• **TO BE DONE**
Using the records provided below, locate and copy each line that contains the word "this".

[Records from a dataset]
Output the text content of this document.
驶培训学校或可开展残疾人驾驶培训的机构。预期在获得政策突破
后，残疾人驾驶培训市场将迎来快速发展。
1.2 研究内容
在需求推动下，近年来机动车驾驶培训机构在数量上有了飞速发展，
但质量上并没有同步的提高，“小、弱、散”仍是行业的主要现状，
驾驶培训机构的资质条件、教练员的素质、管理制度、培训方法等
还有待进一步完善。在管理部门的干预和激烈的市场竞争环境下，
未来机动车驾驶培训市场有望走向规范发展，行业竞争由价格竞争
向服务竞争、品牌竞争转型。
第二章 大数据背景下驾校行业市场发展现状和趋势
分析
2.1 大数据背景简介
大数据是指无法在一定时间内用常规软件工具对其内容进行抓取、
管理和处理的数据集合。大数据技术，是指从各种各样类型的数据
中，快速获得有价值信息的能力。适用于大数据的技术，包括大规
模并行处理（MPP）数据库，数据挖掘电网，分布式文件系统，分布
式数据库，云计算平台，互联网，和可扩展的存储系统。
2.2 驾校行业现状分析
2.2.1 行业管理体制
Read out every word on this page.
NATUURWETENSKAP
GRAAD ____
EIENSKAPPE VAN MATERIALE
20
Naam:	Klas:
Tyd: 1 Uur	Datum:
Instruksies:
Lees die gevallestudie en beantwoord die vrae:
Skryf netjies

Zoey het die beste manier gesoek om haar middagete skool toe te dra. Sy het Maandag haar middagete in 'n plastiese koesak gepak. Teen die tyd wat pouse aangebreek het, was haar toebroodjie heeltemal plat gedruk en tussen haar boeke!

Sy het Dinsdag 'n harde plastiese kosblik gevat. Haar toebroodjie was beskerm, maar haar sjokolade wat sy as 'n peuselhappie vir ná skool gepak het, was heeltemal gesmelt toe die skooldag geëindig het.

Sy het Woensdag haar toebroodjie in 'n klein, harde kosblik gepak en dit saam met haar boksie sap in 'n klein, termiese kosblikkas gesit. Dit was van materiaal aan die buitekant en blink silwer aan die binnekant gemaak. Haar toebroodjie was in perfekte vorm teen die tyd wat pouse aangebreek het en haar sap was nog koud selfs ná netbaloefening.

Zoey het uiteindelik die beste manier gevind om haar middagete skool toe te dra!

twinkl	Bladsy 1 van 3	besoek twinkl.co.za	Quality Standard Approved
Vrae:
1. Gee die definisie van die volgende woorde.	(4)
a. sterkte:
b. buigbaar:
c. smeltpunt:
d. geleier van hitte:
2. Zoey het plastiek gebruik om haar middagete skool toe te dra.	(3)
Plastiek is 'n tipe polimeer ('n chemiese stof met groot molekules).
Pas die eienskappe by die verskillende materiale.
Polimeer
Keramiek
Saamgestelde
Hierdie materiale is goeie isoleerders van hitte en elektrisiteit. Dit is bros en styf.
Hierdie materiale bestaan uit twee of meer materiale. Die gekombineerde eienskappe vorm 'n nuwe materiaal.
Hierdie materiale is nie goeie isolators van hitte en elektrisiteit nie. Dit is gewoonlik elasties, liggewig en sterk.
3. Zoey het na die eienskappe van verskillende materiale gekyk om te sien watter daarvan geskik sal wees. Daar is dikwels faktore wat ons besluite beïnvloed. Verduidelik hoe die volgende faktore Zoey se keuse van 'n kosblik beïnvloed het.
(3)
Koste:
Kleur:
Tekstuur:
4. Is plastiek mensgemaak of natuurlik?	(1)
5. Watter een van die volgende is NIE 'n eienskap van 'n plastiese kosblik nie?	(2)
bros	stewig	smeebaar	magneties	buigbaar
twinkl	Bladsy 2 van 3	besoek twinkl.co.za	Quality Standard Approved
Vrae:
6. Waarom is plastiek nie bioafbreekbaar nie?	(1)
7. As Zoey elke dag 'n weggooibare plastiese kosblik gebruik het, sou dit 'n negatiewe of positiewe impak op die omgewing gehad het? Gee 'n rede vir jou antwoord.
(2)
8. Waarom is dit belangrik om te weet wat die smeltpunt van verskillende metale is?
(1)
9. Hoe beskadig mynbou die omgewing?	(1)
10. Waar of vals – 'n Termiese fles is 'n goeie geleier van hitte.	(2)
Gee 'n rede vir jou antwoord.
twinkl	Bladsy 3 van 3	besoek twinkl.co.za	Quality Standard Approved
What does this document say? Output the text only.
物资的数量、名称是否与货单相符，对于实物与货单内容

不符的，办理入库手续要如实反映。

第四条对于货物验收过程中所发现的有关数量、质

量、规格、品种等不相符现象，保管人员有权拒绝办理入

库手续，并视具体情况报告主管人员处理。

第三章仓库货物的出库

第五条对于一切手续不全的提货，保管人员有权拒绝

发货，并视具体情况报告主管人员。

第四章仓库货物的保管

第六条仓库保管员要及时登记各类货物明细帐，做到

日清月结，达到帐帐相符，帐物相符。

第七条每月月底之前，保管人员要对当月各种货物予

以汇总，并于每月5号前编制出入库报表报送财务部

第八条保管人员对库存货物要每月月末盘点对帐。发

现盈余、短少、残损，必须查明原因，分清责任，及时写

• **OUTPUT OF THE TASK**
Output the text content of this document.
Read out every word on this page.
What does this document say? Output the text only.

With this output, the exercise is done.